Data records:
○ ○ ○ ○

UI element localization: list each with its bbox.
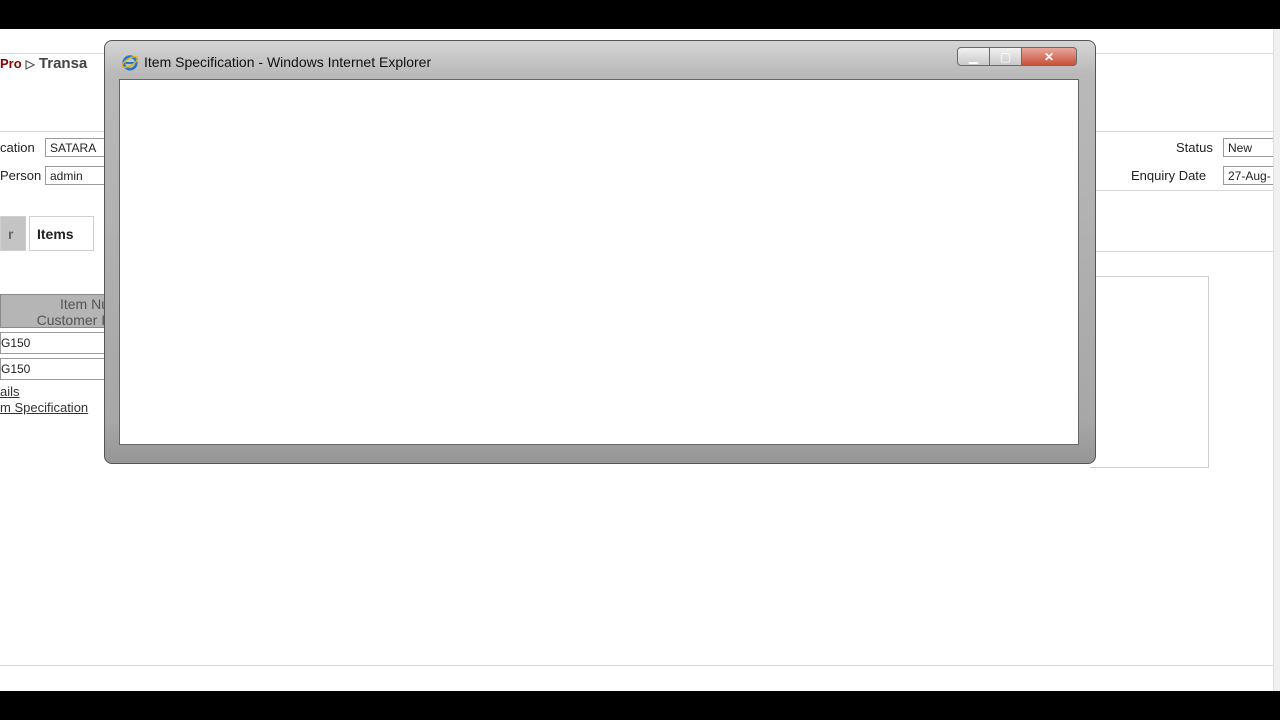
grid-header-line1: Item Nu [59,296,109,312]
breadcrumb-transactions[interactable]: Transa [39,55,87,72]
footer-divider [0,665,1280,666]
table-row[interactable]: G150 [0,358,110,380]
status-label: Status [1176,140,1213,155]
minimize-button[interactable]: ▁ [957,47,990,66]
table-row[interactable]: G150 [0,332,110,354]
internet-explorer-icon [121,55,139,71]
window-title: Item Specification - Windows Internet Ex… [144,54,432,70]
items-panel-frame [1090,276,1209,468]
form-bottom-divider [1096,190,1280,191]
window-content-area[interactable] [119,79,1079,445]
close-button[interactable]: ✕ [1022,47,1077,66]
page-scrollbar[interactable] [1273,29,1280,691]
breadcrumb-brand: Pro [0,56,22,71]
tab-items[interactable]: Items [29,216,94,251]
grid-header-item-number: Item Nu Customer It [0,294,110,328]
enquiry-date-field[interactable]: 27-Aug- [1223,166,1280,185]
tab-strip-divider [1096,251,1280,252]
window-controls: ▁ ▢ ✕ [957,47,1077,66]
enquiry-date-label: Enquiry Date [1131,168,1207,183]
person-label: Person [0,168,42,183]
item-specification-window[interactable]: Item Specification - Windows Internet Ex… [104,40,1096,464]
breadcrumb-arrow-icon: ▷ [25,57,35,71]
details-link[interactable]: ails [0,384,20,399]
status-field[interactable]: New [1223,138,1280,157]
location-label: cation [0,140,35,155]
tab-previous[interactable]: r [0,216,26,251]
maximize-button[interactable]: ▢ [990,47,1022,66]
item-specification-link[interactable]: m Specification [0,400,88,415]
grid-header-line2: Customer It [36,312,109,328]
browser-page: Pro ▷ Transa cation SATARA Person admin St… [0,29,1280,691]
breadcrumb: Pro ▷ Transa [0,55,87,72]
maximize-icon: ▢ [999,49,1012,64]
close-icon: ✕ [1043,49,1055,64]
minimize-icon: ▁ [968,49,979,64]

○ ○ ○ ○

[Directions] Reproduce, without any change, the stretch of lines from the one containing "grid-header-line1: Item Nu [59,296,109,312]" through the final line above, including both.

[Task response]
grid-header-line1: Item Nu [59,296,109,312]
breadcrumb-transactions[interactable]: Transa [39,55,87,72]
footer-divider [0,665,1280,666]
table-row[interactable]: G150 [0,358,110,380]
status-label: Status [1176,140,1213,155]
minimize-button[interactable]: ▁ [957,47,990,66]
table-row[interactable]: G150 [0,332,110,354]
internet-explorer-icon [121,55,139,71]
window-title: Item Specification - Windows Internet Ex… [144,54,432,70]
items-panel-frame [1090,276,1209,468]
form-bottom-divider [1096,190,1280,191]
window-content-area[interactable] [119,79,1079,445]
close-button[interactable]: ✕ [1022,47,1077,66]
page-scrollbar[interactable] [1273,29,1280,691]
breadcrumb-brand: Pro [0,56,22,71]
tab-items[interactable]: Items [29,216,94,251]
grid-header-item-number: Item Nu Customer It [0,294,110,328]
enquiry-date-field[interactable]: 27-Aug- [1223,166,1280,185]
tab-strip-divider [1096,251,1280,252]
window-controls: ▁ ▢ ✕ [957,47,1077,66]
enquiry-date-label: Enquiry Date [1131,168,1207,183]
person-label: Person [0,168,42,183]
item-specification-window[interactable]: Item Specification - Windows Internet Ex… [104,40,1096,464]
breadcrumb-arrow-icon: ▷ [25,57,35,71]
details-link[interactable]: ails [0,384,20,399]
status-field[interactable]: New [1223,138,1280,157]
location-label: cation [0,140,35,155]
tab-previous[interactable]: r [0,216,26,251]
maximize-button[interactable]: ▢ [990,47,1022,66]
item-specification-link[interactable]: m Specification [0,400,88,415]
grid-header-line2: Customer It [36,312,109,328]
browser-page: Pro ▷ Transa cation SATARA Person admin St… [0,29,1280,691]
breadcrumb: Pro ▷ Transa [0,55,87,72]
maximize-icon: ▢ [999,49,1012,64]
close-icon: ✕ [1043,49,1055,64]
minimize-icon: ▁ [968,49,979,64]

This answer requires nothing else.